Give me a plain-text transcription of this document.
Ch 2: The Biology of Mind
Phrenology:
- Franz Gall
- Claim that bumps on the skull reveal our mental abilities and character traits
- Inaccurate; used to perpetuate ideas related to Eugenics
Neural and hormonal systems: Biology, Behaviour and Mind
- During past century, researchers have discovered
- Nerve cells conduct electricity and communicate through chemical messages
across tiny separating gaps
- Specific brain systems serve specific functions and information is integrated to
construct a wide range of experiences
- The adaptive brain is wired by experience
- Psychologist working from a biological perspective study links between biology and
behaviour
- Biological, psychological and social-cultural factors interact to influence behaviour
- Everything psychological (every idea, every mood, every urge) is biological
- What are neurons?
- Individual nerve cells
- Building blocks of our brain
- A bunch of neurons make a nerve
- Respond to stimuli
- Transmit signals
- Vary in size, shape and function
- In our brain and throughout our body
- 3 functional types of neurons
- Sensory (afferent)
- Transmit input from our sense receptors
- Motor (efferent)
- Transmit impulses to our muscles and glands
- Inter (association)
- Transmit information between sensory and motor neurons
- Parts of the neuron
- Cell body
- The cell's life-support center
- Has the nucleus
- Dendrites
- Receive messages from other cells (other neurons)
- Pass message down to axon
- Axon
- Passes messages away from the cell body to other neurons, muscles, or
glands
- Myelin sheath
══════════════════════════════
> [What the task asks]: The lines above that hold the word "systems" should be found and copied out.

> [Answer box]:
Neural and hormonal systems: Biology, Behaviour and Mind
- Specific brain systems serve specific functions and information is integrated to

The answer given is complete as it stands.